◆ WORK INSTRUCTION ◆
From the first line to the last, reproduce the records below exactly, omitting any picture.

◆ EXERCISE MATERIAL ◆
========================================================================

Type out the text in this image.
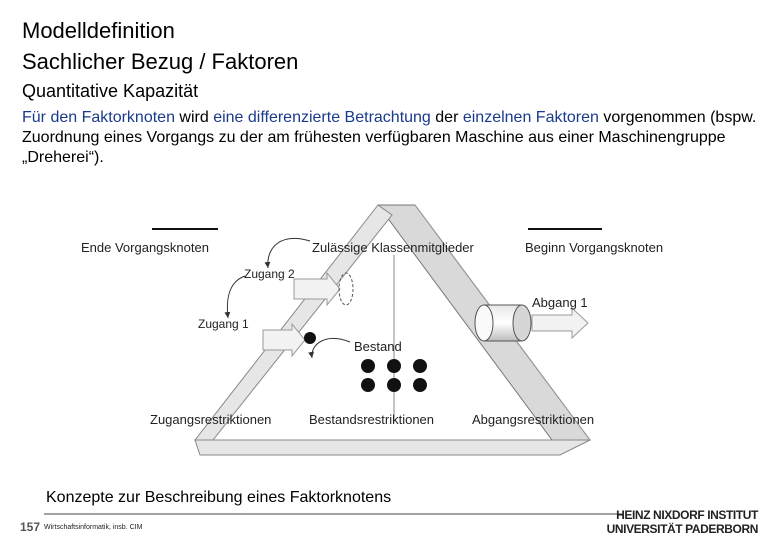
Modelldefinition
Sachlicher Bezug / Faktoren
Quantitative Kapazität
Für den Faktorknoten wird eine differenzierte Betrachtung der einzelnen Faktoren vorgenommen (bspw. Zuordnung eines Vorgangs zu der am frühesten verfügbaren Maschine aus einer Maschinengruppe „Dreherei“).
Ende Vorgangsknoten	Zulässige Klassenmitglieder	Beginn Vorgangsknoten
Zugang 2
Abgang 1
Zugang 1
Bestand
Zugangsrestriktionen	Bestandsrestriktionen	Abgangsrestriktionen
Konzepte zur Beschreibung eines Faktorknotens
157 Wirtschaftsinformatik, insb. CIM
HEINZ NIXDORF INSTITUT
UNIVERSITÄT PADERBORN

========================================================================

◆ TASK ANSWER ◆
Type out the text in this image.
Modelldefinition
Sachlicher Bezug / Faktoren
Quantitative Kapazität
Für den Faktorknoten wird eine differenzierte Betrachtung der einzelnen Faktoren vorgenommen (bspw. Zuordnung eines Vorgangs zu der am frühesten verfügbaren Maschine aus einer Maschinengruppe „Dreherei“).
Ende Vorgangsknoten	Zulässige Klassenmitglieder	Beginn Vorgangsknoten
Zugang 2
Abgang 1
Zugang 1
Bestand
Zugangsrestriktionen	Bestandsrestriktionen	Abgangsrestriktionen
Konzepte zur Beschreibung eines Faktorknotens
157 Wirtschaftsinformatik, insb. CIM
HEINZ NIXDORF INSTITUT
UNIVERSITÄT PADERBORN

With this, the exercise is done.